--- start of DATA EXTRACT ---

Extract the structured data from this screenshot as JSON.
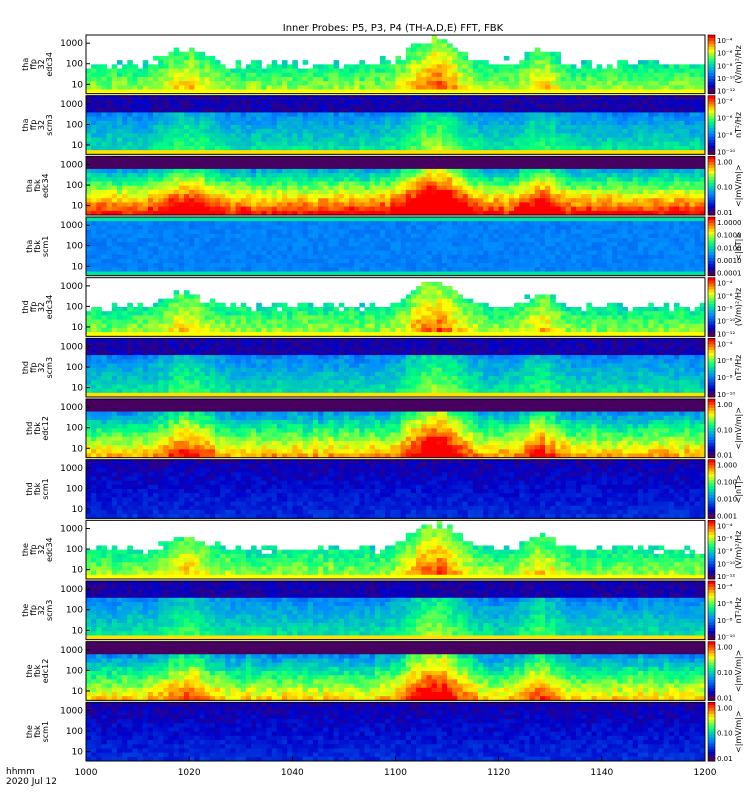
{
  "title": "Inner Probes: P5, P3, P4 (TH-A,D,E) FFT, FBK",
  "footer": {
    "line1": "hhmm",
    "line2": "2020 Jul 12"
  },
  "colors": {
    "min": "#55004a",
    "mid": "#00ff80",
    "max": "#ff0000"
  },
  "chart_data": {
    "type": "heatmap",
    "title": "Inner Probes: P5, P3, P4 (TH-A,D,E) FFT, FBK",
    "x_ticks": [
      "1000",
      "1020",
      "1040",
      "1100",
      "1120",
      "1140",
      "1200"
    ],
    "x_range": [
      "1000",
      "1200"
    ],
    "y_scale": "log",
    "panels": [
      {
        "label": [
          "tha",
          "ffp",
          "32",
          "edc34"
        ],
        "y_ticks": [
          "1000",
          "100",
          "10"
        ],
        "cbar_unit": "(V/m)²/Hz",
        "cbar_ticks": [
          "10⁻⁴",
          "10⁻⁶",
          "10⁻⁸",
          "10⁻¹⁰",
          "10⁻¹²"
        ],
        "pattern": "edc_ffp",
        "level": 0.5
      },
      {
        "label": [
          "tha",
          "ffp",
          "32",
          "scm3"
        ],
        "y_ticks": [
          "1000",
          "100",
          "10"
        ],
        "cbar_unit": "nT²/Hz",
        "cbar_ticks": [
          "10⁻⁴",
          "10⁻⁶",
          "10⁻⁸",
          "10⁻¹⁰"
        ],
        "pattern": "scm_ffp",
        "level": 0.5
      },
      {
        "label": [
          "tha",
          "fbk",
          "edc34"
        ],
        "y_ticks": [
          "1000",
          "100",
          "10"
        ],
        "cbar_unit": "<|mV/m|>",
        "cbar_ticks": [
          "1.00",
          "0.10",
          "0.01"
        ],
        "pattern": "edc_fbk",
        "level": 0.75
      },
      {
        "label": [
          "tha",
          "fbk",
          "scm1"
        ],
        "y_ticks": [
          "1000",
          "100",
          "10"
        ],
        "cbar_unit": "<|nT|>",
        "cbar_ticks": [
          "1.0000",
          "0.1000",
          "0.0100",
          "0.0010",
          "0.0001"
        ],
        "pattern": "scm_fbk_blue",
        "level": 0.3
      },
      {
        "label": [
          "thd",
          "ffp",
          "32",
          "edc34"
        ],
        "y_ticks": [
          "1000",
          "100",
          "10"
        ],
        "cbar_unit": "(V/m)²/Hz",
        "cbar_ticks": [
          "10⁻⁴",
          "10⁻⁶",
          "10⁻⁸",
          "10⁻¹⁰",
          "10⁻¹²"
        ],
        "pattern": "edc_ffp",
        "level": 0.5
      },
      {
        "label": [
          "thd",
          "ffp",
          "32",
          "scm3"
        ],
        "y_ticks": [
          "1000",
          "100",
          "10"
        ],
        "cbar_unit": "nT²/Hz",
        "cbar_ticks": [
          "10⁻⁴",
          "10⁻⁶",
          "10⁻⁸",
          "10⁻¹⁰"
        ],
        "pattern": "scm_ffp",
        "level": 0.5
      },
      {
        "label": [
          "thd",
          "fbk",
          "edc12"
        ],
        "y_ticks": [
          "1000",
          "100",
          "10"
        ],
        "cbar_unit": "<|mV/m|>",
        "cbar_ticks": [
          "1.00",
          "0.10",
          "0.01"
        ],
        "pattern": "edc_fbk",
        "level": 0.6
      },
      {
        "label": [
          "thd",
          "fbk",
          "scm1"
        ],
        "y_ticks": [
          "1000",
          "100",
          "10"
        ],
        "cbar_unit": "<|nT|>",
        "cbar_ticks": [
          "1.000",
          "0.100",
          "0.010",
          "0.001"
        ],
        "pattern": "scm_fbk_purple",
        "level": 0.2
      },
      {
        "label": [
          "the",
          "ffp",
          "32",
          "edc34"
        ],
        "y_ticks": [
          "1000",
          "100",
          "10"
        ],
        "cbar_unit": "(V/m)²/Hz",
        "cbar_ticks": [
          "10⁻⁴",
          "10⁻⁶",
          "10⁻⁸",
          "10⁻¹⁰",
          "10⁻¹²"
        ],
        "pattern": "edc_ffp",
        "level": 0.5
      },
      {
        "label": [
          "the",
          "ffp",
          "32",
          "scm3"
        ],
        "y_ticks": [
          "1000",
          "100",
          "10"
        ],
        "cbar_unit": "nT²/Hz",
        "cbar_ticks": [
          "10⁻⁴",
          "10⁻⁶",
          "10⁻⁸",
          "10⁻¹⁰"
        ],
        "pattern": "scm_ffp",
        "level": 0.5
      },
      {
        "label": [
          "the",
          "fbk",
          "edc12"
        ],
        "y_ticks": [
          "1000",
          "100",
          "10"
        ],
        "cbar_unit": "<|mV/m|>",
        "cbar_ticks": [
          "1.00",
          "0.10",
          "0.01"
        ],
        "pattern": "edc_fbk",
        "level": 0.55
      },
      {
        "label": [
          "the",
          "fbk",
          "scm1"
        ],
        "y_ticks": [
          "1000",
          "100",
          "10"
        ],
        "cbar_unit": "<|mV/m|>",
        "cbar_ticks": [
          "1.00",
          "0.10",
          "0.01"
        ],
        "pattern": "scm_fbk_purple",
        "level": 0.2
      }
    ]
  }
}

--- end of DATA EXTRACT ---

GIVEN INSTRUCTION ▸ Write out each line of the data exactly; the images should be left out.

FULL OUTPUT ▸
Extract the structured data from this screenshot as JSON.
{
  "title": "Inner Probes: P5, P3, P4 (TH-A,D,E) FFT, FBK",
  "footer": {
    "line1": "hhmm",
    "line2": "2020 Jul 12"
  },
  "colors": {
    "min": "#55004a",
    "mid": "#00ff80",
    "max": "#ff0000"
  },
  "chart_data": {
    "type": "heatmap",
    "title": "Inner Probes: P5, P3, P4 (TH-A,D,E) FFT, FBK",
    "x_ticks": [
      "1000",
      "1020",
      "1040",
      "1100",
      "1120",
      "1140",
      "1200"
    ],
    "x_range": [
      "1000",
      "1200"
    ],
    "y_scale": "log",
    "panels": [
      {
        "label": [
          "tha",
          "ffp",
          "32",
          "edc34"
        ],
        "y_ticks": [
          "1000",
          "100",
          "10"
        ],
        "cbar_unit": "(V/m)²/Hz",
        "cbar_ticks": [
          "10⁻⁴",
          "10⁻⁶",
          "10⁻⁸",
          "10⁻¹⁰",
          "10⁻¹²"
        ],
        "pattern": "edc_ffp",
        "level": 0.5
      },
      {
        "label": [
          "tha",
          "ffp",
          "32",
          "scm3"
        ],
        "y_ticks": [
          "1000",
          "100",
          "10"
        ],
        "cbar_unit": "nT²/Hz",
        "cbar_ticks": [
          "10⁻⁴",
          "10⁻⁶",
          "10⁻⁸",
          "10⁻¹⁰"
        ],
        "pattern": "scm_ffp",
        "level": 0.5
      },
      {
        "label": [
          "tha",
          "fbk",
          "edc34"
        ],
        "y_ticks": [
          "1000",
          "100",
          "10"
        ],
        "cbar_unit": "<|mV/m|>",
        "cbar_ticks": [
          "1.00",
          "0.10",
          "0.01"
        ],
        "pattern": "edc_fbk",
        "level": 0.75
      },
      {
        "label": [
          "tha",
          "fbk",
          "scm1"
        ],
        "y_ticks": [
          "1000",
          "100",
          "10"
        ],
        "cbar_unit": "<|nT|>",
        "cbar_ticks": [
          "1.0000",
          "0.1000",
          "0.0100",
          "0.0010",
          "0.0001"
        ],
        "pattern": "scm_fbk_blue",
        "level": 0.3
      },
      {
        "label": [
          "thd",
          "ffp",
          "32",
          "edc34"
        ],
        "y_ticks": [
          "1000",
          "100",
          "10"
        ],
        "cbar_unit": "(V/m)²/Hz",
        "cbar_ticks": [
          "10⁻⁴",
          "10⁻⁶",
          "10⁻⁸",
          "10⁻¹⁰",
          "10⁻¹²"
        ],
        "pattern": "edc_ffp",
        "level": 0.5
      },
      {
        "label": [
          "thd",
          "ffp",
          "32",
          "scm3"
        ],
        "y_ticks": [
          "1000",
          "100",
          "10"
        ],
        "cbar_unit": "nT²/Hz",
        "cbar_ticks": [
          "10⁻⁴",
          "10⁻⁶",
          "10⁻⁸",
          "10⁻¹⁰"
        ],
        "pattern": "scm_ffp",
        "level": 0.5
      },
      {
        "label": [
          "thd",
          "fbk",
          "edc12"
        ],
        "y_ticks": [
          "1000",
          "100",
          "10"
        ],
        "cbar_unit": "<|mV/m|>",
        "cbar_ticks": [
          "1.00",
          "0.10",
          "0.01"
        ],
        "pattern": "edc_fbk",
        "level": 0.6
      },
      {
        "label": [
          "thd",
          "fbk",
          "scm1"
        ],
        "y_ticks": [
          "1000",
          "100",
          "10"
        ],
        "cbar_unit": "<|nT|>",
        "cbar_ticks": [
          "1.000",
          "0.100",
          "0.010",
          "0.001"
        ],
        "pattern": "scm_fbk_purple",
        "level": 0.2
      },
      {
        "label": [
          "the",
          "ffp",
          "32",
          "edc34"
        ],
        "y_ticks": [
          "1000",
          "100",
          "10"
        ],
        "cbar_unit": "(V/m)²/Hz",
        "cbar_ticks": [
          "10⁻⁴",
          "10⁻⁶",
          "10⁻⁸",
          "10⁻¹⁰",
          "10⁻¹²"
        ],
        "pattern": "edc_ffp",
        "level": 0.5
      },
      {
        "label": [
          "the",
          "ffp",
          "32",
          "scm3"
        ],
        "y_ticks": [
          "1000",
          "100",
          "10"
        ],
        "cbar_unit": "nT²/Hz",
        "cbar_ticks": [
          "10⁻⁴",
          "10⁻⁶",
          "10⁻⁸",
          "10⁻¹⁰"
        ],
        "pattern": "scm_ffp",
        "level": 0.5
      },
      {
        "label": [
          "the",
          "fbk",
          "edc12"
        ],
        "y_ticks": [
          "1000",
          "100",
          "10"
        ],
        "cbar_unit": "<|mV/m|>",
        "cbar_ticks": [
          "1.00",
          "0.10",
          "0.01"
        ],
        "pattern": "edc_fbk",
        "level": 0.55
      },
      {
        "label": [
          "the",
          "fbk",
          "scm1"
        ],
        "y_ticks": [
          "1000",
          "100",
          "10"
        ],
        "cbar_unit": "<|mV/m|>",
        "cbar_ticks": [
          "1.00",
          "0.10",
          "0.01"
        ],
        "pattern": "scm_fbk_purple",
        "level": 0.2
      }
    ]
  }
}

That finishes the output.